◆ Given task
The material below should be written out in full and exactly; pictures stay out of the copy.

┄┄┄┄┄┄┄┄┄┄

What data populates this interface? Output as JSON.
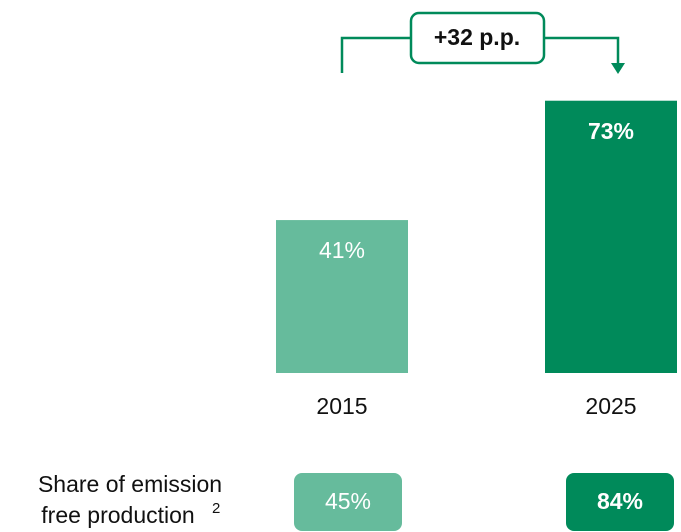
{
  "chart_data": {
    "type": "bar",
    "categories": [
      "2015",
      "2025"
    ],
    "values": [
      41,
      73
    ],
    "value_labels": [
      "41%",
      "73%"
    ],
    "colors": [
      "#66bb9c",
      "#008a5a"
    ],
    "ylim": [
      0,
      100
    ],
    "annotation": "+32 p.p.",
    "emission_free": {
      "label_lines": [
        "Share of emission",
        "free production"
      ],
      "superscript": "2",
      "values": [
        45,
        84
      ],
      "value_labels": [
        "45%",
        "84%"
      ]
    }
  }
}
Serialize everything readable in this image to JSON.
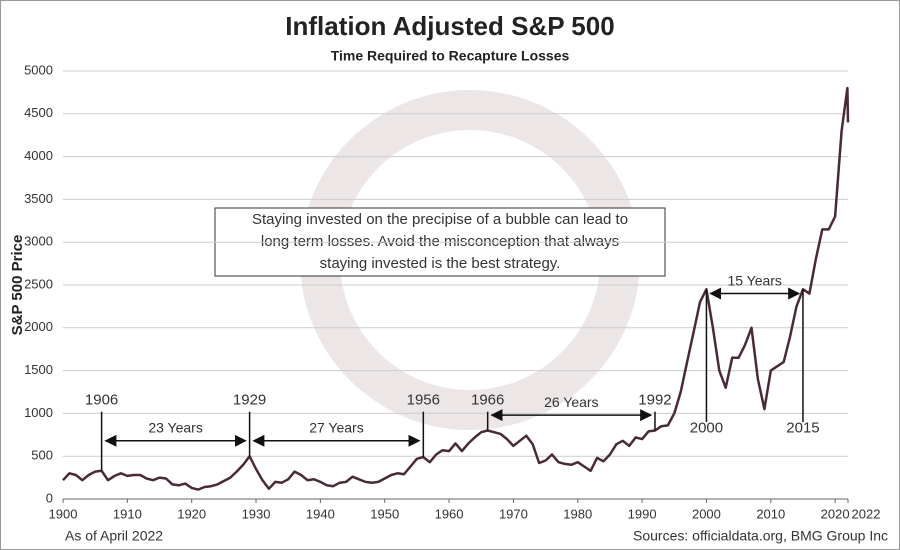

┄┄┄┄┄┄┄┄┄┄

◆ Result for this task
What data populates this interface? Output as JSON.
{
  "chart_data": {
    "type": "bar",
    "categories": [
      "2015",
      "2025"
    ],
    "values": [
      41,
      73
    ],
    "value_labels": [
      "41%",
      "73%"
    ],
    "colors": [
      "#66bb9c",
      "#008a5a"
    ],
    "ylim": [
      0,
      100
    ],
    "annotation": "+32 p.p.",
    "emission_free": {
      "label_lines": [
        "Share of emission",
        "free production"
      ],
      "superscript": "2",
      "values": [
        45,
        84
      ],
      "value_labels": [
        "45%",
        "84%"
      ]
    }
  }
}
Serialize everything readable in this image to JSON.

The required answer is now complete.